→ **EXERCISE BRIEF**: The records below must be copied in full; omit the images.

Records
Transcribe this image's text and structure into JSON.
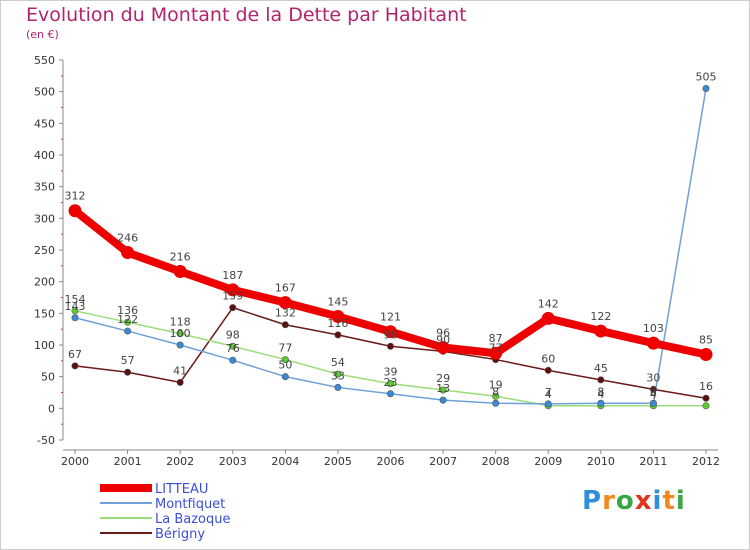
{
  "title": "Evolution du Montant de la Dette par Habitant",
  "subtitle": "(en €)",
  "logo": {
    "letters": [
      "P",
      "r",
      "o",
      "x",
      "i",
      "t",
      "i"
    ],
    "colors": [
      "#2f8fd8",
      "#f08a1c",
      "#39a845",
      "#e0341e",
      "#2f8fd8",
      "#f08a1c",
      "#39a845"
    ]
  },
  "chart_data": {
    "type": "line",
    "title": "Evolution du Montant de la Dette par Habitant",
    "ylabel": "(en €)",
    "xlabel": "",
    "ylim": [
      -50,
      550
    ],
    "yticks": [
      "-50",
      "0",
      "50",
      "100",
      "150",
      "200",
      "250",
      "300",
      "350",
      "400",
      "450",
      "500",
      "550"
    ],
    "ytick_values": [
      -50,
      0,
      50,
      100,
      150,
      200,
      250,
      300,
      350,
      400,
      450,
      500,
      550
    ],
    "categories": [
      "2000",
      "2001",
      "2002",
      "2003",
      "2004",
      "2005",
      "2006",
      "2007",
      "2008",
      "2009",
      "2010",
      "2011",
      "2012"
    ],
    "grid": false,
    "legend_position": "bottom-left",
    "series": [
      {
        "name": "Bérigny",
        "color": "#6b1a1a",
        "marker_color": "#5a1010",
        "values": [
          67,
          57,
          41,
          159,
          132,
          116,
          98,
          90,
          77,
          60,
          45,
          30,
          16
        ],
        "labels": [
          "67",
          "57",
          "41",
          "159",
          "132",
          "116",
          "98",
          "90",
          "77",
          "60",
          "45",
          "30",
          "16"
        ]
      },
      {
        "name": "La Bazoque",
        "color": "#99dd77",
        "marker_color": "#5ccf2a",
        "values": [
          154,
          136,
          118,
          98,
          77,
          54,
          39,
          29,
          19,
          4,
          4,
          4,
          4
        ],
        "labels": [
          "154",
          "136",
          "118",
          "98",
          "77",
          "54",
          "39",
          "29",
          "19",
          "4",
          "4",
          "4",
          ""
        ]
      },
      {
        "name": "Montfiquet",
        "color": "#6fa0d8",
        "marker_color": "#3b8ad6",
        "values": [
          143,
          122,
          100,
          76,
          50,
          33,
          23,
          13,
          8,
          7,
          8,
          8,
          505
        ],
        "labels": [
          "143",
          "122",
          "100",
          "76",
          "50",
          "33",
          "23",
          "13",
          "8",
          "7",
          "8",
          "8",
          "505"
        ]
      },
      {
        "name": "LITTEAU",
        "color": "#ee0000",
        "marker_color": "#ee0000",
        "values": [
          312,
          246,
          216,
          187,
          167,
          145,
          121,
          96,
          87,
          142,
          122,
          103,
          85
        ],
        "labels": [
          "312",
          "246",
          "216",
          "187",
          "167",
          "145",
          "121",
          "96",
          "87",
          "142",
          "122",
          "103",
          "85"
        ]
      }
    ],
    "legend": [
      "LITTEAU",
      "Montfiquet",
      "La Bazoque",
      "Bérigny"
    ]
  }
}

→ **WORKED ANSWER**:
Transcribe this image's text and structure into JSON.
{
  "title": "Evolution du Montant de la Dette par Habitant",
  "subtitle": "(en €)",
  "logo": {
    "letters": [
      "P",
      "r",
      "o",
      "x",
      "i",
      "t",
      "i"
    ],
    "colors": [
      "#2f8fd8",
      "#f08a1c",
      "#39a845",
      "#e0341e",
      "#2f8fd8",
      "#f08a1c",
      "#39a845"
    ]
  },
  "chart_data": {
    "type": "line",
    "title": "Evolution du Montant de la Dette par Habitant",
    "ylabel": "(en €)",
    "xlabel": "",
    "ylim": [
      -50,
      550
    ],
    "yticks": [
      "-50",
      "0",
      "50",
      "100",
      "150",
      "200",
      "250",
      "300",
      "350",
      "400",
      "450",
      "500",
      "550"
    ],
    "ytick_values": [
      -50,
      0,
      50,
      100,
      150,
      200,
      250,
      300,
      350,
      400,
      450,
      500,
      550
    ],
    "categories": [
      "2000",
      "2001",
      "2002",
      "2003",
      "2004",
      "2005",
      "2006",
      "2007",
      "2008",
      "2009",
      "2010",
      "2011",
      "2012"
    ],
    "grid": false,
    "legend_position": "bottom-left",
    "series": [
      {
        "name": "Bérigny",
        "color": "#6b1a1a",
        "marker_color": "#5a1010",
        "values": [
          67,
          57,
          41,
          159,
          132,
          116,
          98,
          90,
          77,
          60,
          45,
          30,
          16
        ],
        "labels": [
          "67",
          "57",
          "41",
          "159",
          "132",
          "116",
          "98",
          "90",
          "77",
          "60",
          "45",
          "30",
          "16"
        ]
      },
      {
        "name": "La Bazoque",
        "color": "#99dd77",
        "marker_color": "#5ccf2a",
        "values": [
          154,
          136,
          118,
          98,
          77,
          54,
          39,
          29,
          19,
          4,
          4,
          4,
          4
        ],
        "labels": [
          "154",
          "136",
          "118",
          "98",
          "77",
          "54",
          "39",
          "29",
          "19",
          "4",
          "4",
          "4",
          ""
        ]
      },
      {
        "name": "Montfiquet",
        "color": "#6fa0d8",
        "marker_color": "#3b8ad6",
        "values": [
          143,
          122,
          100,
          76,
          50,
          33,
          23,
          13,
          8,
          7,
          8,
          8,
          505
        ],
        "labels": [
          "143",
          "122",
          "100",
          "76",
          "50",
          "33",
          "23",
          "13",
          "8",
          "7",
          "8",
          "8",
          "505"
        ]
      },
      {
        "name": "LITTEAU",
        "color": "#ee0000",
        "marker_color": "#ee0000",
        "values": [
          312,
          246,
          216,
          187,
          167,
          145,
          121,
          96,
          87,
          142,
          122,
          103,
          85
        ],
        "labels": [
          "312",
          "246",
          "216",
          "187",
          "167",
          "145",
          "121",
          "96",
          "87",
          "142",
          "122",
          "103",
          "85"
        ]
      }
    ],
    "legend": [
      "LITTEAU",
      "Montfiquet",
      "La Bazoque",
      "Bérigny"
    ]
  }
}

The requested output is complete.